- TEXTE:
——

Procès des attentats du 13 novembre : « La justice est à la hauteur ! » confie le président de 13Onze15

Publié le 02/05/2022

Alors que le procès des attentats du 13 novembre entre dans sa phase finale, nous avons rencontré Philippe Duperron, président de l’association de victimes 13Onze15 Fraternité-Vérité. Il perdu un fils, Thomas, 30 ans, au Bataclan. Pour lui, la justice est à la hauteur du caractère exceptionnel des événements qu’elle a à juger et ce procès constitue, pour les victimes, une étape importante sur le chemin de la résilience. 

Procès des attentats du 13 novembre : "La justice est à la hauteur ! " confie le président de 13Onze15
Entrée du palais de justice de Paris rue de Harlay (Photo : ©O.Dufour)

Actu-Juridique : Alors que le procès entre dans son neuvième mois et touche à sa fin, quel regard portez-vous sur son organisation et notamment la place que la justice a réservée aux victimes ?

Philippe Duperron : En ce qui concerne l’intendance, tout est parfait. Les deux associations de victimes ont été associées très en amont à l’organisation. Par exemple sur le choix du lieu. Le nombre de personnes, 1800 parties civiles constituées, entre 300 et 400 avocats et autant de journalistes, pouvait orienter vers une salle de type Palais des Congrès. Mais nous avons unanimement réclamé de la solennité, et très vite l’idée du palais de justice historique s’est imposée : pour sa solennité, son histoire, et parce qu’il est situé au cœur de Paris, ce qui crée un lien fort entre l’événement et le lieu. On nous a aussi associé à la construction de la salle, puis aux questions de diffusion des débats. Au départ, il était envisagé de créer une web TV et puis très vite nous avons compris en discutant avec le président de la Cour d’appel de Paris, Jean-Michel Hayat, et la procureure générale, Catherine Champrenault, que la diffusion d’images faisait courir des risques importants notamment de récupération et de détournement, de sorte que la web radio nous est apparue comme un compromis satisfaisant. Depuis le début du procès, un magistrat assure la liaison en permanence avec nous. Autre point non négligeable, les frais des victimes sont pris en charge afin que toutes celles qui veulent venir même de loin le puissent. Il est prévu une indemnité de comparution pour chaque jour d’audience, ainsi que la prise en charge des frais de transport et d’hébergement sur justificatifs.  Le remboursement intervient non pas en fin de procès, compte-tenu de sa longueur, mais au fil du déroulé des débats. Cela n’a pas très bien fonctionné au départ, mais nous sommes intervenus et ça va mieux.

Actu-Juridique : La création d’une web radio est l’une des grandes innovations de ce procès hors normes. Certains craignaient de laisser des victimes seules face à des moments d’audience douloureux. Ces craintes se sont-elles réalisées ?

——

- DONNÉES SOURCES:

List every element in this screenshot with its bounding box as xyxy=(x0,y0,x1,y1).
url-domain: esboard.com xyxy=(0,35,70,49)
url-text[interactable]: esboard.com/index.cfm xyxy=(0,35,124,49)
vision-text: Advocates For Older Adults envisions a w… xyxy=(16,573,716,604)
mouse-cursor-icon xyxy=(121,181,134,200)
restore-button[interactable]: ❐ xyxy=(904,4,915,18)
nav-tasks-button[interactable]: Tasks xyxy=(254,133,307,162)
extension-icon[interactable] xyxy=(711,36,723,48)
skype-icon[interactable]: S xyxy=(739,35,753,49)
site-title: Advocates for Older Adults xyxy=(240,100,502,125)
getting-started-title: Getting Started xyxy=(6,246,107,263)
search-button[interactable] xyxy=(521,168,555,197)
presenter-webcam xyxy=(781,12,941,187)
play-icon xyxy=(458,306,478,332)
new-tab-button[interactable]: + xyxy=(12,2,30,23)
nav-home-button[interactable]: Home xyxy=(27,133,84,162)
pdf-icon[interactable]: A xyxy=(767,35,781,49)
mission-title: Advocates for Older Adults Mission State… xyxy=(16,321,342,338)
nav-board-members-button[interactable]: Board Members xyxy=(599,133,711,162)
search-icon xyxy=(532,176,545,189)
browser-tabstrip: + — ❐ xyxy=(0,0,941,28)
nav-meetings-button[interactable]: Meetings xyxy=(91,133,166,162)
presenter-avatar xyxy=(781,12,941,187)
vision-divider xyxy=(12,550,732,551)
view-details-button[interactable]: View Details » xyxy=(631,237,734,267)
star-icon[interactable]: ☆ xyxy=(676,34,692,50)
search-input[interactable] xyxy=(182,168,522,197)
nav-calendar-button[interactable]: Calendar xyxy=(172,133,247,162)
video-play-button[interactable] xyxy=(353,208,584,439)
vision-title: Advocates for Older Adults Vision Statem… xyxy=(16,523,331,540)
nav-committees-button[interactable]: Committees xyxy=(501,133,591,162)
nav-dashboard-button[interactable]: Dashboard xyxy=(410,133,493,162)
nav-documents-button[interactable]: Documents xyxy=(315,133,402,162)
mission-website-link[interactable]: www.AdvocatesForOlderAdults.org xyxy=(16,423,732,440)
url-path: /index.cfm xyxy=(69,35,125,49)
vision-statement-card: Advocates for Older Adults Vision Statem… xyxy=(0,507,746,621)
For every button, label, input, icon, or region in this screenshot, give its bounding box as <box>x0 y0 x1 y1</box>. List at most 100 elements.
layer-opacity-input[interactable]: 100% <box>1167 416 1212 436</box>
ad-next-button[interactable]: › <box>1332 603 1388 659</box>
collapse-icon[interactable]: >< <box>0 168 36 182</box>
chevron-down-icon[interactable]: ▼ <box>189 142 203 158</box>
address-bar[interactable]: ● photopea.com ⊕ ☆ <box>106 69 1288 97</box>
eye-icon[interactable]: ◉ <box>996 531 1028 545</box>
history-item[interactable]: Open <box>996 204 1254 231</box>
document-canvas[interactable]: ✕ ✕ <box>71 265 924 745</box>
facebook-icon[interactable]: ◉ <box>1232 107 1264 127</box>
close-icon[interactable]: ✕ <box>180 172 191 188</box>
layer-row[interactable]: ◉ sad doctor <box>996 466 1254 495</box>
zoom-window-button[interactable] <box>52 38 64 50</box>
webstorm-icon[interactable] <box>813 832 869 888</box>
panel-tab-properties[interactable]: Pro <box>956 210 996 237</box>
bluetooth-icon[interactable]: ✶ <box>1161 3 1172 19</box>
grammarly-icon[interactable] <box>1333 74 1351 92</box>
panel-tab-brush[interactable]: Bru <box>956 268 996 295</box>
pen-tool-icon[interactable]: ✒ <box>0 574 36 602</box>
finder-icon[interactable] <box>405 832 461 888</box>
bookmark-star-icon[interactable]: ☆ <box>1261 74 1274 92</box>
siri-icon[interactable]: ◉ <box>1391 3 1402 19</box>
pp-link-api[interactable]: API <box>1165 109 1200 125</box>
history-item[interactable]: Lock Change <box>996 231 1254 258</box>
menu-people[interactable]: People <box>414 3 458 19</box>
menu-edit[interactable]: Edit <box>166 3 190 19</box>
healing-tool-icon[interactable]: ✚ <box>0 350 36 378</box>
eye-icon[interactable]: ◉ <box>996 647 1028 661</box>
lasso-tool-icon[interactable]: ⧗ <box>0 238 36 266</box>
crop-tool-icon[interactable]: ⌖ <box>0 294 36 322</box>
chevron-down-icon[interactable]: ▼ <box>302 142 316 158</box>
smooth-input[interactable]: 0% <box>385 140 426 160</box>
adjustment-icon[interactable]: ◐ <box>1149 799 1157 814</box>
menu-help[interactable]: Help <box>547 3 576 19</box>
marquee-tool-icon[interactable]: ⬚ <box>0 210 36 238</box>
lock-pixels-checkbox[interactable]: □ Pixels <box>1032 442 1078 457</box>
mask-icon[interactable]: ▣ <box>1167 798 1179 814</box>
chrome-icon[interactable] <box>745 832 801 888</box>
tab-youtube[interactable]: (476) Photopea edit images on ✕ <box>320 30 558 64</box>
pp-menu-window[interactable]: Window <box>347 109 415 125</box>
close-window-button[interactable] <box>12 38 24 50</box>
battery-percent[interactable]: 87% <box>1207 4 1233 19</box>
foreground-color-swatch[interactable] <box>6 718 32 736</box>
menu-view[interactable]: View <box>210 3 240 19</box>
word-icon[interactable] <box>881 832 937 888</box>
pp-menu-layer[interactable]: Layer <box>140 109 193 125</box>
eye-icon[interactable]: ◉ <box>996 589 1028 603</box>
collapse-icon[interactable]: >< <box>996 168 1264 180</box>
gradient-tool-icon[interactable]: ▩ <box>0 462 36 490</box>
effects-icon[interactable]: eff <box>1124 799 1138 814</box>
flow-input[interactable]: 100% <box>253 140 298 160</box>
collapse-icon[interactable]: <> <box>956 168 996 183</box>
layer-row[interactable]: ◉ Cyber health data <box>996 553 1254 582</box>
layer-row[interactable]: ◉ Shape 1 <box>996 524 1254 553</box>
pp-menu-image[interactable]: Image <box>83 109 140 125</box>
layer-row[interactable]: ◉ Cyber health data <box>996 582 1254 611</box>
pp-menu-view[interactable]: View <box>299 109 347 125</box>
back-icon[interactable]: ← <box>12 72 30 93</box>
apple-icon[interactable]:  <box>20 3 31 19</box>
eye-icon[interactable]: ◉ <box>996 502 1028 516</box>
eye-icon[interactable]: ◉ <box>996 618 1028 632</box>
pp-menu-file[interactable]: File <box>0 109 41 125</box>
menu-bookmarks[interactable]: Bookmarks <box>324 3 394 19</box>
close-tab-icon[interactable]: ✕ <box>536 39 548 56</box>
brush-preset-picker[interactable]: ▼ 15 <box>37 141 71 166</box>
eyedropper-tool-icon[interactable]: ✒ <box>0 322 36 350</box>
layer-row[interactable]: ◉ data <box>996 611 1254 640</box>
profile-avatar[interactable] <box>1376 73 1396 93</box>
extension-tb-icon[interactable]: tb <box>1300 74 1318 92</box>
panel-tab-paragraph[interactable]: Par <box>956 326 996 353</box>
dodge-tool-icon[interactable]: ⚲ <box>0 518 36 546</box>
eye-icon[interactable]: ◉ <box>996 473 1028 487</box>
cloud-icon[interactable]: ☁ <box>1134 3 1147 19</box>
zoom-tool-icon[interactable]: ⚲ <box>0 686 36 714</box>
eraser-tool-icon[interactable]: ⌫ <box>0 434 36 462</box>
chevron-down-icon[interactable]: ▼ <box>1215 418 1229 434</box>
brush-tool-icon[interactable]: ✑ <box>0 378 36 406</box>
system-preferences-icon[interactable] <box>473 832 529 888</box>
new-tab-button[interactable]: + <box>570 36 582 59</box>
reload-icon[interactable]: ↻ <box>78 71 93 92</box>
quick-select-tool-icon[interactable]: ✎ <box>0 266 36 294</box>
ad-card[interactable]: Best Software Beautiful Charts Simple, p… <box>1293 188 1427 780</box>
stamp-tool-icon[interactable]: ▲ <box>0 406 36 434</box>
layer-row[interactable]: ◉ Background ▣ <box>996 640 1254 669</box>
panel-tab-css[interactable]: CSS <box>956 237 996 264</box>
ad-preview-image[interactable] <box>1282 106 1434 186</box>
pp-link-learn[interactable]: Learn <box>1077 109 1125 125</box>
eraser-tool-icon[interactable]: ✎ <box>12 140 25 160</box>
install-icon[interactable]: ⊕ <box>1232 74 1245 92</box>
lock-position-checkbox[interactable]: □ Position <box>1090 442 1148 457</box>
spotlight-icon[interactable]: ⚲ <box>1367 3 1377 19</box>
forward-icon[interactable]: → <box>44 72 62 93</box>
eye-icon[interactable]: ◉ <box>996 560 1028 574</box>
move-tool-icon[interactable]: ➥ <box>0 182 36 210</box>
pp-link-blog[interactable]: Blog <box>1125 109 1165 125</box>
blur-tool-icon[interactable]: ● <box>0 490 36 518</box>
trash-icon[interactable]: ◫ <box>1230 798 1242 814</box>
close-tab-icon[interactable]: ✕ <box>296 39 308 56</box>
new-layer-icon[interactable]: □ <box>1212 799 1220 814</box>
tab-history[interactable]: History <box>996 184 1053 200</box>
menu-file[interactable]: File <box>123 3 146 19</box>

——

- SÉRIE D’EXERCICES:
a - Dans le texte sur le procès des attentats du 13 novembre, quel moyen de diffusion des débats a finalement été retenu comme compromis ?
b - En partant du début des enregistrements et en allant jusqu’à la ligne contenant « site-title: Advocates for » incluse, substituez « maximize-button » à « restore-button ». Recopiez s’il vous plaît uniquement ces lignes, sans rien changer d’autre.

- CORRIGÉS:
a - Une web radio.

b -
List every element in this screenshot with its bounding box as xyxy=(x0,y0,x1,y1).
url-domain: esboard.com xyxy=(0,35,70,49)
url-text[interactable]: esboard.com/index.cfm xyxy=(0,35,124,49)
vision-text: Advocates For Older Adults envisions a w… xyxy=(16,573,716,604)
mouse-cursor-icon xyxy=(121,181,134,200)
maximize-button[interactable]: ❐ xyxy=(904,4,915,18)
nav-tasks-button[interactable]: Tasks xyxy=(254,133,307,162)
extension-icon[interactable] xyxy=(711,36,723,48)
skype-icon[interactable]: S xyxy=(739,35,753,49)
site-title: Advocates for Older Adults xyxy=(240,100,502,125)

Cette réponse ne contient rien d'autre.